Verplichte opdracht A ▸
Beantwoord aan de hand van het besluit over de commissie voor militair strafprocesrecht de volgende vragen:
(i) Wie is als lid tevens voorzitter van de Commissie?
(ii) Uiterlijk op welke datum brengt de Commissie haar rapport uit?
(iii) Naar welk archief gaan de archiefbescheiden van de Commissie?

Geëxtraheerde tekst ▸
>>>>>

1. In te stellen een onafhankelijke Commissie evaluatie toepassing militair strafprocesrecht bij uitzendingen.

2. De Commissie heeft tot taak te onderzoeken:

– welke procedures gelden binnen het huidige stelsel van militair strafprocesrecht;

– op welke wijze de geldende procedures in de praktijk worden gehanteerd;

– aan welke criteria de procedures zouden moeten voldoen;

– of de procedures en hantering daarvan bij uitzending van Nederlandse militairen naar risicogebieden voldoen;

– of er bijzondere (aanvullende) voorzieningen noodzakelijk zijn en zo ja, welke.

Artikel 2

1. De commissie richt het onderzoek in overeenkomstig de door de Minister van Justitie en Defensie vastgestelde onderzoeksopdracht.

2. De commissie kan adviezen van derden inwinnen.

Artikel 3

In de Commissie hebben zitting:

a. als lid, tevens voorzitter: mr. H.C.J.L. Borghouts;

b. als leden:

– mr. G.C. Gillissen;

– mr. R.D.E. Daverschot.

Artikel 4

1. De Ministers van Justitie en Defensie stellen de commissie alle benodigde middelen en ondersteuning ter beschikking.

2. Een ieder die werkzaam is voor de commissie is voor de uitoefening van zijn taak terzake uitsluitend verantwoording verschuldigd aan de commissie.

Artikel 5

1. De Commissie brengt zo spoedig mogelijk, en uiterlijk op 1 juni 2006, haar rapport uit aan de Minister van Justitie en de Minister van Defensie.

2. De Commissie zal aan de Minister van Justitie en de Minister van Defensie advies uitbrengen met betrekking tot de in artikel 1, tweede lid, vermelde onderwerpen, en indien haar onderzoek daartoe aanleiding geeft, andere onderwerpen die geregeld moeten worden in verband met militaire operaties in risicogebieden.

Artikel 6

De archiefbescheiden van de Commissie worden na haar opheffing of, zo de omstandigheden daartoe eerder aanleiding geven, zoveel eerder, overgebracht naar het archief van het Ministerie van Justitie.

Artikel 7

De leden van de Commissie ontvangen vacatiegelden op basis van het Vacatiegeldenbesluit 1988 en de daarop voor het Ministerie van Justitie geldende bepalingen, waarbij de Commissie als ‘zwaar’ in de zin van het Vacatiegeldenbesluit 1988 wordt aangemerkt. Daarnaast hebben de leden van de Commissie recht op vergoeding wegens reiskosten en verblijfskosten overeenkomstig het Reisbesluit binnenland.

Artikel 8

Dit besluit treedt in werking met ingang van de tweede dag na dagtekening van de Staatscourant waarin het wordt geplaatst en vervalt een jaar na plaatsing in de Staatscourant.

<<<<<

Te verwerken vermeldingen ▸

>>>>>

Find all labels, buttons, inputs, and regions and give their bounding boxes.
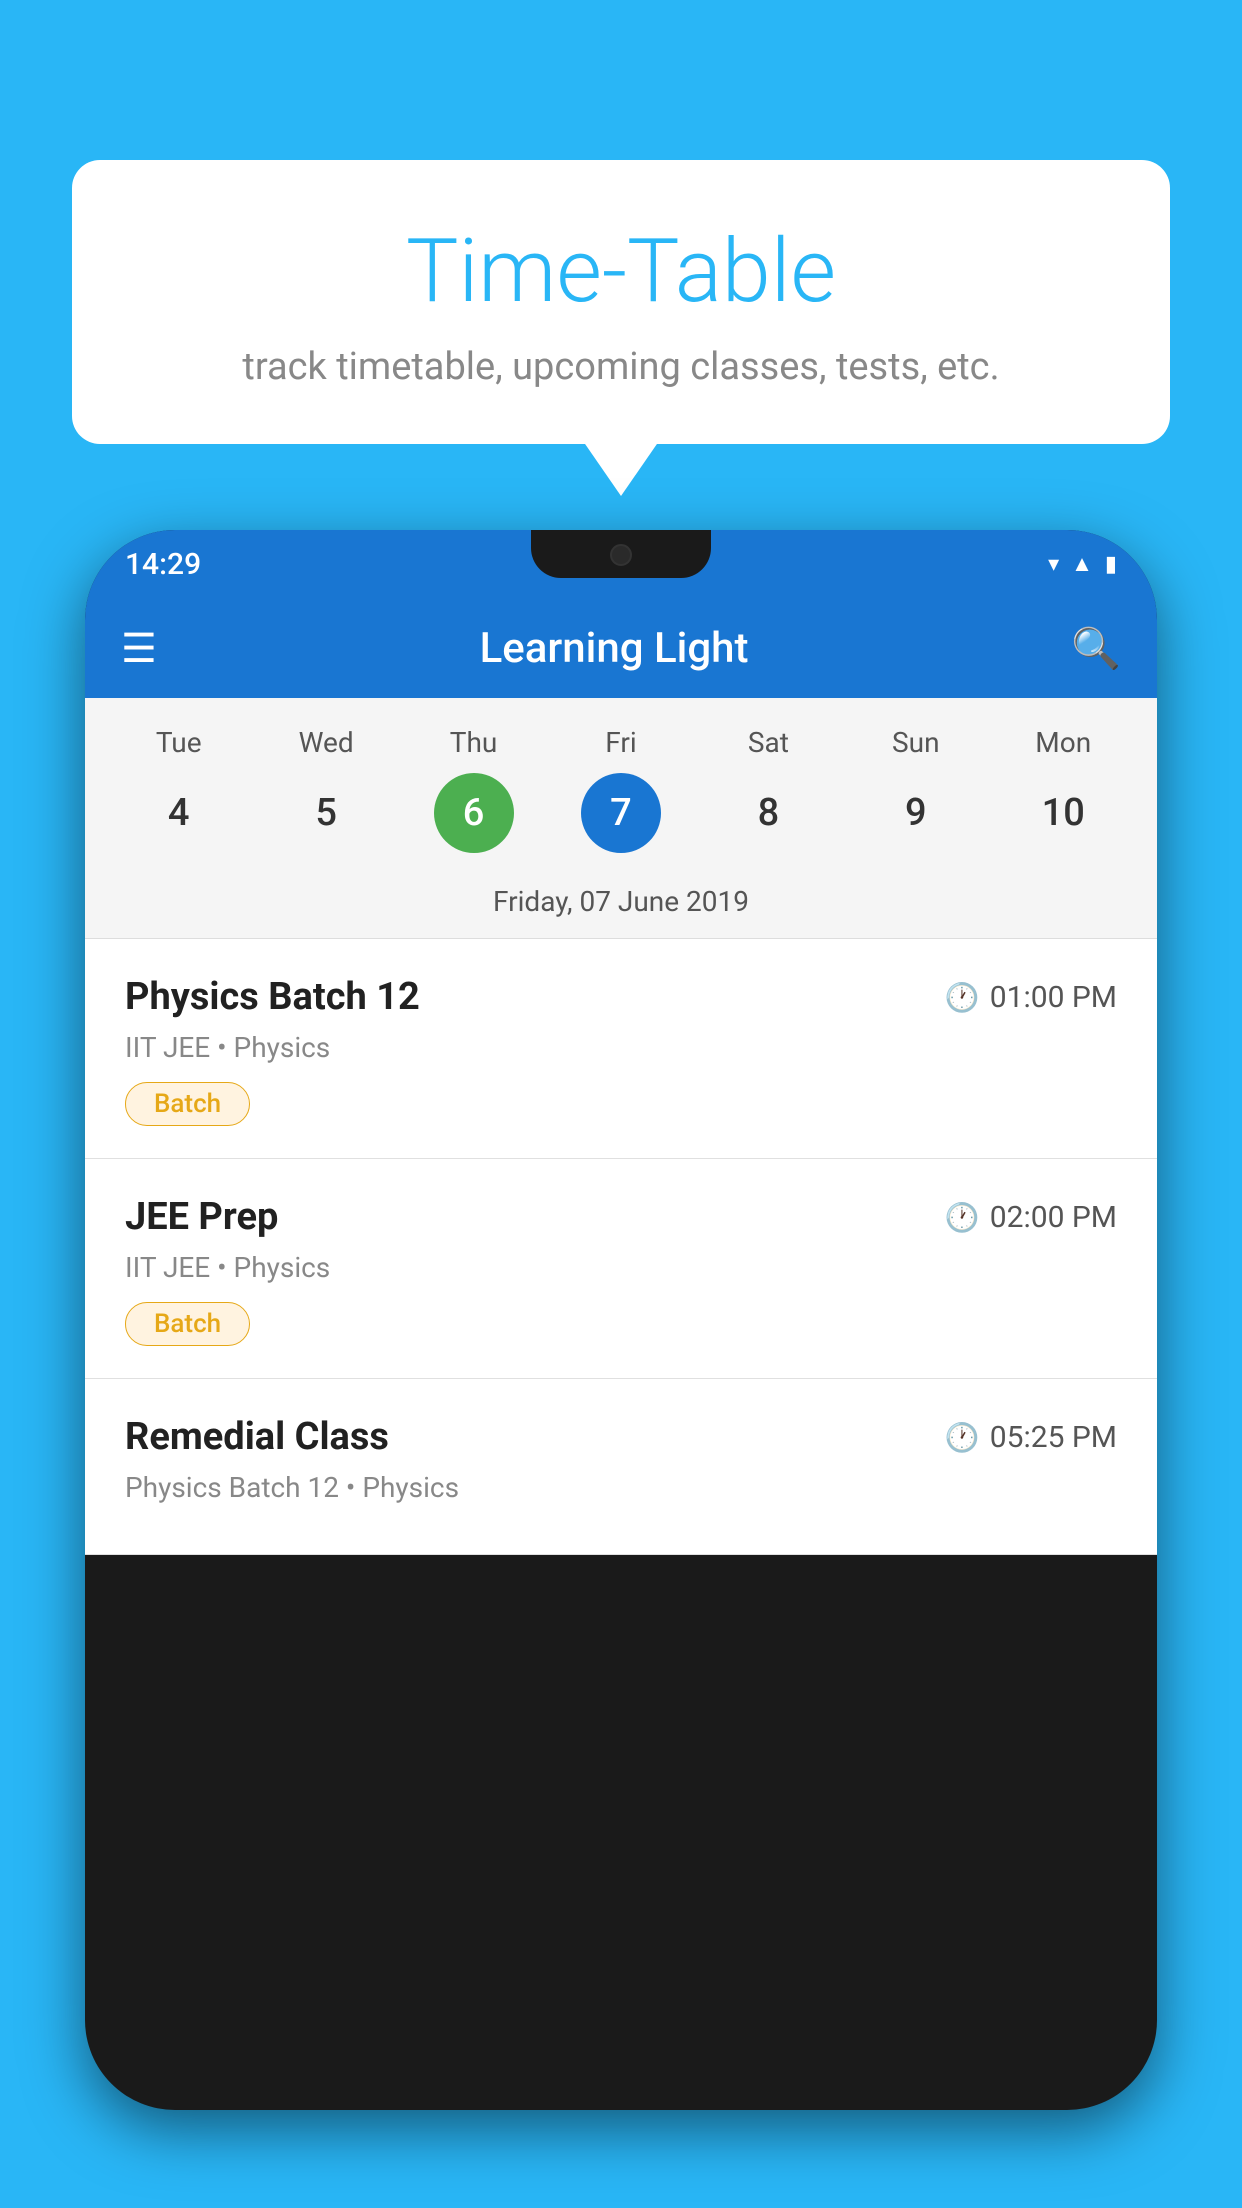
- class-item-1-top: Physics Batch 12 🕐 01:00 PM: [125, 975, 1117, 1019]
- speech-bubble: Time-Table track timetable, upcoming cla…: [72, 160, 1170, 444]
- phone-frame: 14:29 ▾ ▲ ▮ ☰ Learning Light 🔍 Tue Wed T…: [85, 530, 1157, 2110]
- class-name-3: Remedial Class: [125, 1415, 389, 1459]
- day-sat: Sat: [728, 726, 808, 759]
- date-9[interactable]: 9: [876, 773, 956, 853]
- day-mon: Mon: [1023, 726, 1103, 759]
- date-7[interactable]: 7: [581, 773, 661, 853]
- date-6[interactable]: 6: [434, 773, 514, 853]
- batch-badge-2: Batch: [125, 1302, 250, 1346]
- phone-mockup: 14:29 ▾ ▲ ▮ ☰ Learning Light 🔍 Tue Wed T…: [85, 530, 1157, 2208]
- day-fri: Fri: [581, 726, 661, 759]
- phone-notch: [531, 530, 711, 578]
- main-title: Time-Table: [152, 220, 1090, 323]
- class-time-2: 🕐 02:00 PM: [945, 1200, 1117, 1235]
- days-header: Tue Wed Thu Fri Sat Sun Mon: [85, 726, 1157, 759]
- class-item-1[interactable]: Physics Batch 12 🕐 01:00 PM IIT JEE • Ph…: [85, 939, 1157, 1159]
- class-item-3[interactable]: Remedial Class 🕐 05:25 PM Physics Batch …: [85, 1379, 1157, 1555]
- day-wed: Wed: [286, 726, 366, 759]
- phone-screen: 14:29 ▾ ▲ ▮ ☰ Learning Light 🔍 Tue Wed T…: [85, 530, 1157, 2110]
- class-name-1: Physics Batch 12: [125, 975, 420, 1019]
- status-icons: ▾ ▲ ▮: [1048, 551, 1117, 577]
- date-4[interactable]: 4: [139, 773, 219, 853]
- clock-icon-3: 🕐: [945, 1421, 980, 1454]
- clock-icon-2: 🕐: [945, 1201, 980, 1234]
- hamburger-icon[interactable]: ☰: [121, 625, 157, 672]
- class-subtitle-1: IIT JEE • Physics: [125, 1031, 1117, 1064]
- class-time-1: 🕐 01:00 PM: [945, 980, 1117, 1015]
- date-10[interactable]: 10: [1023, 773, 1103, 853]
- day-tue: Tue: [139, 726, 219, 759]
- battery-icon: ▮: [1105, 552, 1117, 577]
- dates-row: 4 5 6 7 8 9 10: [85, 773, 1157, 873]
- class-subtitle-2: IIT JEE • Physics: [125, 1251, 1117, 1284]
- class-item-2-top: JEE Prep 🕐 02:00 PM: [125, 1195, 1117, 1239]
- selected-date-label: Friday, 07 June 2019: [85, 873, 1157, 939]
- signal-icon: ▲: [1071, 551, 1093, 577]
- date-5[interactable]: 5: [286, 773, 366, 853]
- batch-badge-1: Batch: [125, 1082, 250, 1126]
- main-subtitle: track timetable, upcoming classes, tests…: [152, 345, 1090, 389]
- status-time: 14:29: [125, 547, 201, 582]
- classes-list: Physics Batch 12 🕐 01:00 PM IIT JEE • Ph…: [85, 939, 1157, 1555]
- class-item-2[interactable]: JEE Prep 🕐 02:00 PM IIT JEE • Physics Ba…: [85, 1159, 1157, 1379]
- phone-camera: [610, 544, 632, 566]
- day-sun: Sun: [876, 726, 956, 759]
- app-bar: ☰ Learning Light 🔍: [85, 598, 1157, 698]
- calendar-strip: Tue Wed Thu Fri Sat Sun Mon 4 5 6 7 8 9 …: [85, 698, 1157, 939]
- class-subtitle-3: Physics Batch 12 • Physics: [125, 1471, 1117, 1504]
- speech-bubble-box: Time-Table track timetable, upcoming cla…: [72, 160, 1170, 444]
- clock-icon-1: 🕐: [945, 981, 980, 1014]
- app-title: Learning Light: [187, 624, 1041, 673]
- wifi-icon: ▾: [1048, 552, 1059, 577]
- day-thu: Thu: [434, 726, 514, 759]
- class-time-3: 🕐 05:25 PM: [945, 1420, 1117, 1455]
- class-item-3-top: Remedial Class 🕐 05:25 PM: [125, 1415, 1117, 1459]
- search-icon[interactable]: 🔍: [1071, 625, 1121, 672]
- date-8[interactable]: 8: [728, 773, 808, 853]
- class-name-2: JEE Prep: [125, 1195, 278, 1239]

<<<<<

Verplichte opdracht B ▸ Typ uit de vermeldingen de regels ongewijzigd over, beginnend bij de regel met "- class-item-1-top: Physics" en eindigend bij de regel met "- class-item-1[interactable]: Physics". Beide regels horen erbij.

Antwoord oefening A ▸
(i) Mr. H.C.J.L. Borghouts.
(ii) Op 1 juni 2006.
(iii) Naar het archief van het Ministerie van Justitie.

Antwoord oefening B ▸
- class-item-1-top: Physics Batch 12 🕐 01:00 PM: [125, 975, 1117, 1019]
- speech-bubble: Time-Table track timetable, upcoming cla…: [72, 160, 1170, 444]
- phone-frame: 14:29 ▾ ▲ ▮ ☰ Learning Light 🔍 Tue Wed T…: [85, 530, 1157, 2110]
- class-name-3: Remedial Class: [125, 1415, 389, 1459]
- day-sat: Sat: [728, 726, 808, 759]
- date-9[interactable]: 9: [876, 773, 956, 853]
- day-mon: Mon: [1023, 726, 1103, 759]
- date-7[interactable]: 7: [581, 773, 661, 853]
- date-6[interactable]: 6: [434, 773, 514, 853]
- batch-badge-2: Batch: [125, 1302, 250, 1346]
- phone-mockup: 14:29 ▾ ▲ ▮ ☰ Learning Light 🔍 Tue Wed T…: [85, 530, 1157, 2208]
- day-fri: Fri: [581, 726, 661, 759]
- phone-notch: [531, 530, 711, 578]
- main-title: Time-Table: [152, 220, 1090, 323]
- class-time-2: 🕐 02:00 PM: [945, 1200, 1117, 1235]
- days-header: Tue Wed Thu Fri Sat Sun Mon: [85, 726, 1157, 759]
- class-item-1[interactable]: Physics Batch 12 🕐 01:00 PM IIT JEE • Ph…: [85, 939, 1157, 1159]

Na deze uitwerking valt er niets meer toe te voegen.